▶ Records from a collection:
** BEGIN **

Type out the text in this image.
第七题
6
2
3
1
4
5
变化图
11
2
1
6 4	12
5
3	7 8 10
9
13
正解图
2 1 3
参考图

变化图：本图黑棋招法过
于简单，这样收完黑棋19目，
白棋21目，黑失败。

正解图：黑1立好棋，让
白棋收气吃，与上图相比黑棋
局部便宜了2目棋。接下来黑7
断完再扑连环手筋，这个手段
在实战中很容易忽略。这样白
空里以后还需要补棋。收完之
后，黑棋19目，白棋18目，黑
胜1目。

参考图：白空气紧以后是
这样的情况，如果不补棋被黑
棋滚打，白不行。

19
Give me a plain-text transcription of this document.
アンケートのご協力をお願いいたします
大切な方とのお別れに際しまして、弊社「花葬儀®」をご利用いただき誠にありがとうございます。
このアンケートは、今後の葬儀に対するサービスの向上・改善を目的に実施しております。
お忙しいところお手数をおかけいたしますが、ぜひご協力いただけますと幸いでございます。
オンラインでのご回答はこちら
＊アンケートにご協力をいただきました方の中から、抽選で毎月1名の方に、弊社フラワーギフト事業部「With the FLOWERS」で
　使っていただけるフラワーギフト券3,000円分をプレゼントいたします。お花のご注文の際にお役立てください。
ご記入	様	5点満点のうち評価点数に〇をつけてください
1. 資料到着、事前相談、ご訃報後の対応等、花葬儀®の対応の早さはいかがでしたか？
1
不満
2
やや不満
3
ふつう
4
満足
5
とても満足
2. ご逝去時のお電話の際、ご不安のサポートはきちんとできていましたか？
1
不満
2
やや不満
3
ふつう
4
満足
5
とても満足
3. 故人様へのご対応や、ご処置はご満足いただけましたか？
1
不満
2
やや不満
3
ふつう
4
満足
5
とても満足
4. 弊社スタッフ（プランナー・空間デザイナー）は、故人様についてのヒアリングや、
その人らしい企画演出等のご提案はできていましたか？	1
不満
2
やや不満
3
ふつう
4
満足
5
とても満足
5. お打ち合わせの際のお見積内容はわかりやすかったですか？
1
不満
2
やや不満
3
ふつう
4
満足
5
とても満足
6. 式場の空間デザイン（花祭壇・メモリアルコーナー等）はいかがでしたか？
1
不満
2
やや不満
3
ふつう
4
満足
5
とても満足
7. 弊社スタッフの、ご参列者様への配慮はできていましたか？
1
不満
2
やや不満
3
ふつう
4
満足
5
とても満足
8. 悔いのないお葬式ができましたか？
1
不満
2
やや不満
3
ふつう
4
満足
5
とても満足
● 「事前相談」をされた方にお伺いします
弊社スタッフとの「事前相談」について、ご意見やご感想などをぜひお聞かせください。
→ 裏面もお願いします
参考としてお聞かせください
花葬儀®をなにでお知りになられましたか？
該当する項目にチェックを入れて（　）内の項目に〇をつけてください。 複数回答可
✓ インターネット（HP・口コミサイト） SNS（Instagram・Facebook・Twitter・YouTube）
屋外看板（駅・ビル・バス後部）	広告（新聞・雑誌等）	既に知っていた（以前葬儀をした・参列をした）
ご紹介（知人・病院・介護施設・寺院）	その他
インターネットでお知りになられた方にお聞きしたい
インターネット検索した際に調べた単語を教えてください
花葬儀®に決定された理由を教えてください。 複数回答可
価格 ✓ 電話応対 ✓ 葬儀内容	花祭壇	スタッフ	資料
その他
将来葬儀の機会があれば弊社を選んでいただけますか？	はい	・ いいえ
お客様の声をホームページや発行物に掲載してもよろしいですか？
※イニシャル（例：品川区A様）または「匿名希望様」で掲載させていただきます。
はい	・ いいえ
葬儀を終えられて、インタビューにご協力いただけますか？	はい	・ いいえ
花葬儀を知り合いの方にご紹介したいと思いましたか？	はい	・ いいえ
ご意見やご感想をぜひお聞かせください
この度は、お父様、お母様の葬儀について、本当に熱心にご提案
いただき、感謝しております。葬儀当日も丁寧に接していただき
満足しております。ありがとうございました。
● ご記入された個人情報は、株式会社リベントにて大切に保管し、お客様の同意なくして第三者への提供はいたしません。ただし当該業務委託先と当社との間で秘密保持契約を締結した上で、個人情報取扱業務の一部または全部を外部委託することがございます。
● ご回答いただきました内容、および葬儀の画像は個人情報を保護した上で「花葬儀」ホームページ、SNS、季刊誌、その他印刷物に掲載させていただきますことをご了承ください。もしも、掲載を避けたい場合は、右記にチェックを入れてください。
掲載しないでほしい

** END **

▶ PROBLEM: Identify and list each line with the word "text".

▶ RESULT:
Type out the text in this image.
Give me a plain-text transcription of this document.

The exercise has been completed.